# START OF Input

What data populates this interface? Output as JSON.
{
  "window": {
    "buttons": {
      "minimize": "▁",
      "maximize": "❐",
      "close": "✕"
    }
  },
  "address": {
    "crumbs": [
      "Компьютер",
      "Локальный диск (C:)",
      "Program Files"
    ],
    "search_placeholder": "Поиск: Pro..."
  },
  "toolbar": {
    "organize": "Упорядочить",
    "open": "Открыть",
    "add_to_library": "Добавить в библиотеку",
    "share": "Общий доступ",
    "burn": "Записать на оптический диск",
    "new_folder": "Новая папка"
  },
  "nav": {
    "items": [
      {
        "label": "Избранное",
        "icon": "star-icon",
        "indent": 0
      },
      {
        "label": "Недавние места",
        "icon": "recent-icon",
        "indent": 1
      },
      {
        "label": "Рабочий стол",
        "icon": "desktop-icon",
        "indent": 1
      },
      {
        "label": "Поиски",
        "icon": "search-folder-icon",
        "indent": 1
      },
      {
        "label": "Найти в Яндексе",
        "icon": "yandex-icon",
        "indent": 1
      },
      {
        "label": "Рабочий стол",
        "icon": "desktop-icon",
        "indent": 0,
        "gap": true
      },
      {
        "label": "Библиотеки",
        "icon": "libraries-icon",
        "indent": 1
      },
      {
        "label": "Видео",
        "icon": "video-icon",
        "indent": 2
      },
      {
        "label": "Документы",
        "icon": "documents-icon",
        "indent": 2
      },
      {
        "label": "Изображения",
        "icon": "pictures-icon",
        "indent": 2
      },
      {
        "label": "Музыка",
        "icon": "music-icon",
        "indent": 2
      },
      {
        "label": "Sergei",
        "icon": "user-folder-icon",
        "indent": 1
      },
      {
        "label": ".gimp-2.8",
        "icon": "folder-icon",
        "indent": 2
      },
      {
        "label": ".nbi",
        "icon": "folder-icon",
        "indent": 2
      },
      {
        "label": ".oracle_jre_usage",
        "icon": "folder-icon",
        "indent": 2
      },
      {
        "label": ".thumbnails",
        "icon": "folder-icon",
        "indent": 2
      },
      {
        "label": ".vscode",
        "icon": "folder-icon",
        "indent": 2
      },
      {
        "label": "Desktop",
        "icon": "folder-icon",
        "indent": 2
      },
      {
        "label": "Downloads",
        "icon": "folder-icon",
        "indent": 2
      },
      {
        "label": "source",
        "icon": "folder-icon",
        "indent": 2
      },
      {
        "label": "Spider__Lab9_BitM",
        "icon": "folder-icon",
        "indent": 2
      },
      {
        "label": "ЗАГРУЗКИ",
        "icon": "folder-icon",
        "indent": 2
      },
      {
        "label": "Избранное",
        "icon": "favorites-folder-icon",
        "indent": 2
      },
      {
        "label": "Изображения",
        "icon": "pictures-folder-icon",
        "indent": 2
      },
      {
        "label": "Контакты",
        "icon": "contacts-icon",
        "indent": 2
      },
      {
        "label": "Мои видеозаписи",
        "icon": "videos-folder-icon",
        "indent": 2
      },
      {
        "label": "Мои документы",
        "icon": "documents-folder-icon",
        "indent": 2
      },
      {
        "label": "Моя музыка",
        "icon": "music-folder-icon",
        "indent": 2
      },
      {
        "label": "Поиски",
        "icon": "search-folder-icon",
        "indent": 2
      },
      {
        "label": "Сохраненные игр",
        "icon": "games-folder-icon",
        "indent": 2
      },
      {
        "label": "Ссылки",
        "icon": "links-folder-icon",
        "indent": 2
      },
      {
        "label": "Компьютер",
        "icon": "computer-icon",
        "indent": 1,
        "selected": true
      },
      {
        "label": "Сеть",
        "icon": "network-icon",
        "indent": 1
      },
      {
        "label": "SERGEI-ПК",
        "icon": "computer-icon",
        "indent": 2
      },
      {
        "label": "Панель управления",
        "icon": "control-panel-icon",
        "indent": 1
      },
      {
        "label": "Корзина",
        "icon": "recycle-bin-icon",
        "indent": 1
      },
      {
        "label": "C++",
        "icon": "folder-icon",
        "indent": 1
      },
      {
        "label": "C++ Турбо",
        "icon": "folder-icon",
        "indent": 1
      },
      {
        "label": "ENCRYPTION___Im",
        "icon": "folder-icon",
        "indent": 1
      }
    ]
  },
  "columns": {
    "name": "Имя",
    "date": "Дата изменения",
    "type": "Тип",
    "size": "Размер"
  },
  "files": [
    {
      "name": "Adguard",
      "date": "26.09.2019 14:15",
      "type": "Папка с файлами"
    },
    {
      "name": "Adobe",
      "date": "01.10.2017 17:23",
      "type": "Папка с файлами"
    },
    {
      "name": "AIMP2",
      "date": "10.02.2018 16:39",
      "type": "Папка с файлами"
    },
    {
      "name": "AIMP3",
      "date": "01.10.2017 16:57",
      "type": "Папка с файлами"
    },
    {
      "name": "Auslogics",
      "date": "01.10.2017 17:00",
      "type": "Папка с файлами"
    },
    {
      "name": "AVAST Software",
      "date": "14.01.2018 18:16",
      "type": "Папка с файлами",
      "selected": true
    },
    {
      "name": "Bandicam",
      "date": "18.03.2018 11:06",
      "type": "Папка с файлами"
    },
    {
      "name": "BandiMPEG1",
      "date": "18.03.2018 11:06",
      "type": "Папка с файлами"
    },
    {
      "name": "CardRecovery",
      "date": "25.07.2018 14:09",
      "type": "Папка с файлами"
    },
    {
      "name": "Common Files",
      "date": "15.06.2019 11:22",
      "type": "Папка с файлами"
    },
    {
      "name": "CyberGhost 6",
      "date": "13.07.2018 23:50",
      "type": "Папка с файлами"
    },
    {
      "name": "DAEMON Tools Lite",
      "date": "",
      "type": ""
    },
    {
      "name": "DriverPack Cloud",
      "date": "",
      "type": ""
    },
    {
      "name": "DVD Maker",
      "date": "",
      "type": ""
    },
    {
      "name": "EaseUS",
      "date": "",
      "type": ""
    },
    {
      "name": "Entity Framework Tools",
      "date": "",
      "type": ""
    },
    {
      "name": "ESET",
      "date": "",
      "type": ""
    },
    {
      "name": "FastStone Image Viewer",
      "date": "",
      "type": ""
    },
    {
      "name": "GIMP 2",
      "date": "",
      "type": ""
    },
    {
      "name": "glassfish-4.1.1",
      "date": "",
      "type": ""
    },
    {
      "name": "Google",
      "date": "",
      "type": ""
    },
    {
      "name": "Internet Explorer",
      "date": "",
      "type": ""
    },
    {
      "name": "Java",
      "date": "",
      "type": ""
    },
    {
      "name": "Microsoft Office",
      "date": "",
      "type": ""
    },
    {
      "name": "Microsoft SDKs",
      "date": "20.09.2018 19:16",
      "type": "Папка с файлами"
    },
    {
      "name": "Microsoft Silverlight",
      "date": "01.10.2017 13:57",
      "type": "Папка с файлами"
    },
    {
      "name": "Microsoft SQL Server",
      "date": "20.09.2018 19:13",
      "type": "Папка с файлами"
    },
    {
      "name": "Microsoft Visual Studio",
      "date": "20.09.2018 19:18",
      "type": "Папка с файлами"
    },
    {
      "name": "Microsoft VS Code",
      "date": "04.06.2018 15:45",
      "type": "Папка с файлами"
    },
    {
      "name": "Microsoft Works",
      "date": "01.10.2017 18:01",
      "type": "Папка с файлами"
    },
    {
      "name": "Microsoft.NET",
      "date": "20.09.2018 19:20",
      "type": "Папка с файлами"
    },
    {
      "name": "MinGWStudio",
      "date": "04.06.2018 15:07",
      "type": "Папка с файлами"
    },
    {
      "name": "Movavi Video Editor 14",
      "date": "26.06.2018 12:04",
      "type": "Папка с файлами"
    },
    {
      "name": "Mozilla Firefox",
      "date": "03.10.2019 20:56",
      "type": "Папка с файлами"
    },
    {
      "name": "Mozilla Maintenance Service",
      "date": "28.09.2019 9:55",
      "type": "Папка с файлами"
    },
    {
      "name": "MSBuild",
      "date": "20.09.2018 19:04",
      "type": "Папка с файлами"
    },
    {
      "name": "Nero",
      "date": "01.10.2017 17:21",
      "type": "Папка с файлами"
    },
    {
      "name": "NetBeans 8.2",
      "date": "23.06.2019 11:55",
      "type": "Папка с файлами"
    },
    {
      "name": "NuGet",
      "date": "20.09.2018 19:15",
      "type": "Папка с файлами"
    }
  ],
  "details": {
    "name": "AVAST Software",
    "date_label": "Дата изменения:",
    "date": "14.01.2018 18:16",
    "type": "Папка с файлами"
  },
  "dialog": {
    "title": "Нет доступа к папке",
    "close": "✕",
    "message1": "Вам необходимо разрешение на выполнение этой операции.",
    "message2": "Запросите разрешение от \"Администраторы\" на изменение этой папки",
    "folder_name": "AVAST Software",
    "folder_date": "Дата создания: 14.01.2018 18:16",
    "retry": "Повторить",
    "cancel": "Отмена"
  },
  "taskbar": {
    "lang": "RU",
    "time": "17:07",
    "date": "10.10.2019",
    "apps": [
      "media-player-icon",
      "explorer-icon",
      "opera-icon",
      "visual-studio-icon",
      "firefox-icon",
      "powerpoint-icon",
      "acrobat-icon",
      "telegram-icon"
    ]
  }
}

# END OF Input

■ **What is being asked**
Identify and copy all lines with the word "Microsoft".

■ **Written reply**
      "name": "Microsoft Office",
      "name": "Microsoft SDKs",
      "name": "Microsoft Silverlight",
      "name": "Microsoft SQL Server",
      "name": "Microsoft Visual Studio",
      "name": "Microsoft VS Code",
      "name": "Microsoft Works",
      "name": "Microsoft.NET",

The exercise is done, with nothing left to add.